• REQUIREMENTS:
Tally the lines containing the word "through", and report the tally alone.

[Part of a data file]

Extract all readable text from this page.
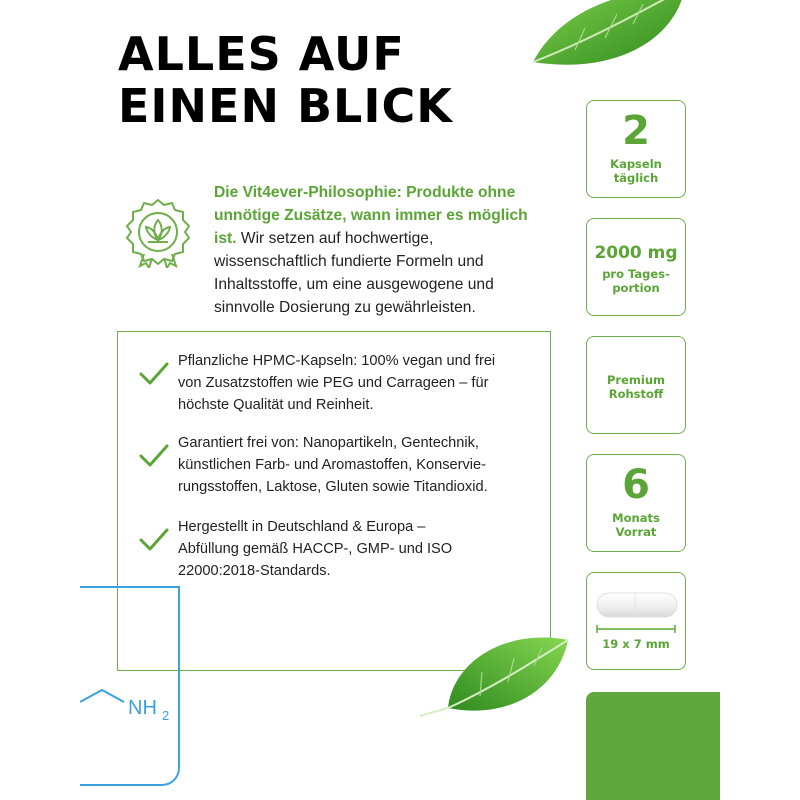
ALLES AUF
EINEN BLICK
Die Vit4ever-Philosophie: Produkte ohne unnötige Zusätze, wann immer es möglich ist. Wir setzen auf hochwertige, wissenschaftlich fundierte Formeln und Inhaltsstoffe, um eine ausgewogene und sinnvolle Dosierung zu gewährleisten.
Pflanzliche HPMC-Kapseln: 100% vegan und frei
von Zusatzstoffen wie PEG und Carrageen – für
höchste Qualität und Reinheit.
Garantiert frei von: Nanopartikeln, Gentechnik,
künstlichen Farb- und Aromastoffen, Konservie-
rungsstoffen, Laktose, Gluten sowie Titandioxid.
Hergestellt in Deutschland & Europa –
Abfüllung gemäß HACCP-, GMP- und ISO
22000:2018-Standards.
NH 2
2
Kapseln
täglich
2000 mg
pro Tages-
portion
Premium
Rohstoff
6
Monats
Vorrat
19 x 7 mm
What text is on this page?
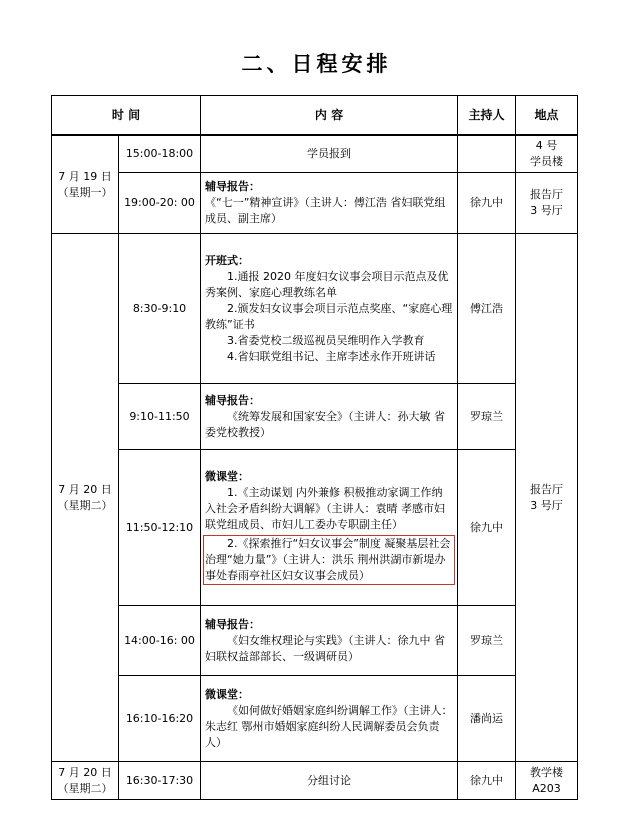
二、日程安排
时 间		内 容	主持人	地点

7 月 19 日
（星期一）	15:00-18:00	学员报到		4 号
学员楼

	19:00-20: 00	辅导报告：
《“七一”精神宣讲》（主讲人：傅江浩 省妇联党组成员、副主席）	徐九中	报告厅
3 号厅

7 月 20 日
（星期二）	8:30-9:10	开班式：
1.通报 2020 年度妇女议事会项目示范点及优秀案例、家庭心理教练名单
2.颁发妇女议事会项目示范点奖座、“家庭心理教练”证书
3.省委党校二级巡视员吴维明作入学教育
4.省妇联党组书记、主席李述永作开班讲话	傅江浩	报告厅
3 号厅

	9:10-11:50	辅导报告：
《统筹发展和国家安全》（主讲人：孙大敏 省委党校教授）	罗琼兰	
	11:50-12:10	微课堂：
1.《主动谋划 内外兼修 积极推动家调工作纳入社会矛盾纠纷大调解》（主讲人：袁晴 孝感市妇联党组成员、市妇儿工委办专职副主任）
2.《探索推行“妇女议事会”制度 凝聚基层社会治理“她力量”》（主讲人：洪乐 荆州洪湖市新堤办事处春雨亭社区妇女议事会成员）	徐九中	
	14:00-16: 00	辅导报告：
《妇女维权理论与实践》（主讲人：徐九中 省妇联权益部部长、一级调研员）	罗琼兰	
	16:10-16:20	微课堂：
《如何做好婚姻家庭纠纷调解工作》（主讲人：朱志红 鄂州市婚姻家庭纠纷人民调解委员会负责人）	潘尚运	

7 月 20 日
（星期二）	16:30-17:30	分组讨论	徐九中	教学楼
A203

* * *

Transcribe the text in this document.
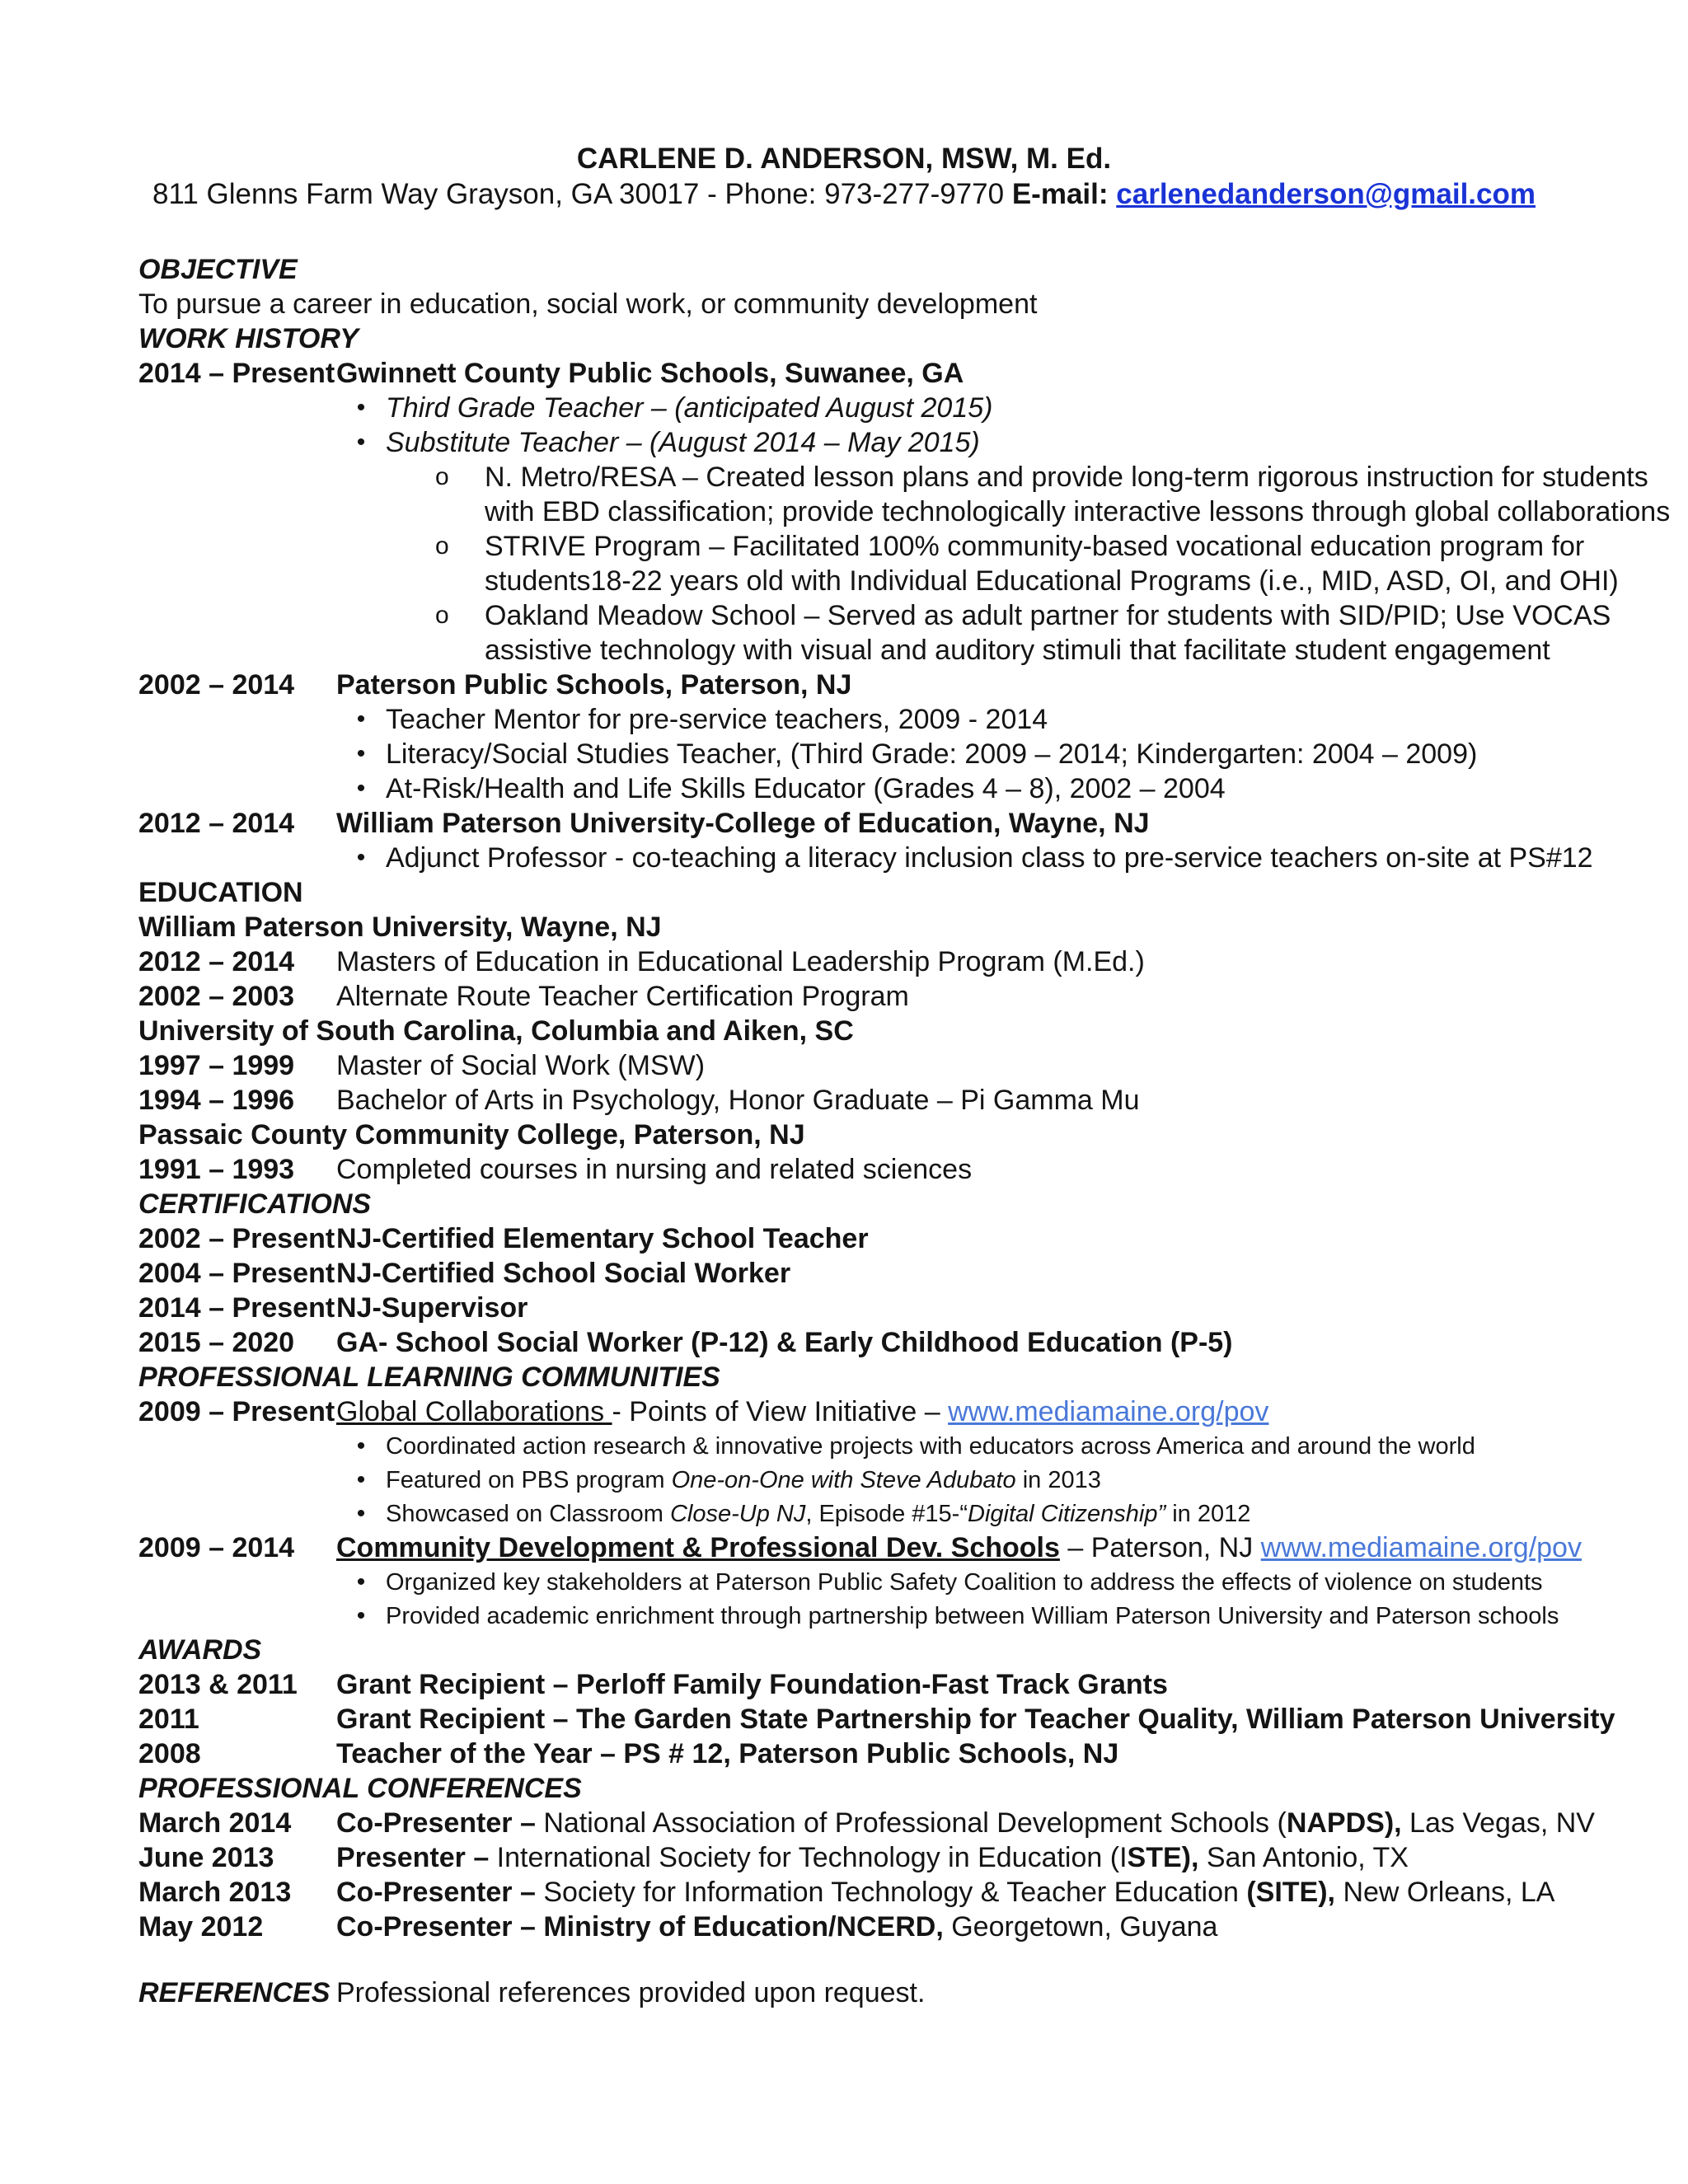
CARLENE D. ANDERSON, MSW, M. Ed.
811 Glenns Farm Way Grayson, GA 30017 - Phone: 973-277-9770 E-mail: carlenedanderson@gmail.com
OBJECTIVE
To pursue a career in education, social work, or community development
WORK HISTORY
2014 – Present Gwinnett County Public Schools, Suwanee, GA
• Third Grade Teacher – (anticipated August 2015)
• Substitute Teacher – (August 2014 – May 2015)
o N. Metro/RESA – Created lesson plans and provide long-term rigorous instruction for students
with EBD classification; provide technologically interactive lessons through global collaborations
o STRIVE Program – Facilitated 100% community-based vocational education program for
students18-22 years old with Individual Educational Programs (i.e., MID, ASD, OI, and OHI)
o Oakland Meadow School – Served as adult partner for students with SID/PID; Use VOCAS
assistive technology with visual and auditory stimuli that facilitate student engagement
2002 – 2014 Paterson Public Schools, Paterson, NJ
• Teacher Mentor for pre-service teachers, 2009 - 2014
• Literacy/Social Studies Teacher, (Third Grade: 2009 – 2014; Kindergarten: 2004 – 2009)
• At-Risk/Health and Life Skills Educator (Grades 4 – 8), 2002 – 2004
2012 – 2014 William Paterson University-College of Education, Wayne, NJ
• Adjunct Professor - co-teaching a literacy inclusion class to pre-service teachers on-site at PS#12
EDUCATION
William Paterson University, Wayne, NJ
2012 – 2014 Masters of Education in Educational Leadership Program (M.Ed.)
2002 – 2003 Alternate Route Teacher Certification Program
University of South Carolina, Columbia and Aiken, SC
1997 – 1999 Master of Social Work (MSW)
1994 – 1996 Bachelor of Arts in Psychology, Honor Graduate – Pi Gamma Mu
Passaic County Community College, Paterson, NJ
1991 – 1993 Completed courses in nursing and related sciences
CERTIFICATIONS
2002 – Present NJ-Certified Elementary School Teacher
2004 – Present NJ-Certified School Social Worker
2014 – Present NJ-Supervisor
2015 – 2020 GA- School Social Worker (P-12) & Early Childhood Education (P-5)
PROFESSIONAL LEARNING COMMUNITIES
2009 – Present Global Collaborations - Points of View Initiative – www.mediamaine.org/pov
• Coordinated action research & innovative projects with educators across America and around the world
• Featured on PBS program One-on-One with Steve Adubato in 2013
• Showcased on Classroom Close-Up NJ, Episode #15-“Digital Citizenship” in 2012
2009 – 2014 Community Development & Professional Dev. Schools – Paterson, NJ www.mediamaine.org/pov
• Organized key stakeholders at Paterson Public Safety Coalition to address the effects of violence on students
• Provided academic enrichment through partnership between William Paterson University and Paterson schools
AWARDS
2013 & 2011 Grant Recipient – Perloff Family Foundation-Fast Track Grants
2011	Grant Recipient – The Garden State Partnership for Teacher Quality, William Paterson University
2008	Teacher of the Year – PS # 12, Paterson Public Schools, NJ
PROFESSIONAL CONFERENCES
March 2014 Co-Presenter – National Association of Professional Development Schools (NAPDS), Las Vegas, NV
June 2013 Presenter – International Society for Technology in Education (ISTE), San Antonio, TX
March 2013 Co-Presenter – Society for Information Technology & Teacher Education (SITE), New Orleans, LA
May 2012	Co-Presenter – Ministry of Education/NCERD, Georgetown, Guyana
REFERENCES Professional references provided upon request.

• FINISHED EXERCISE:
2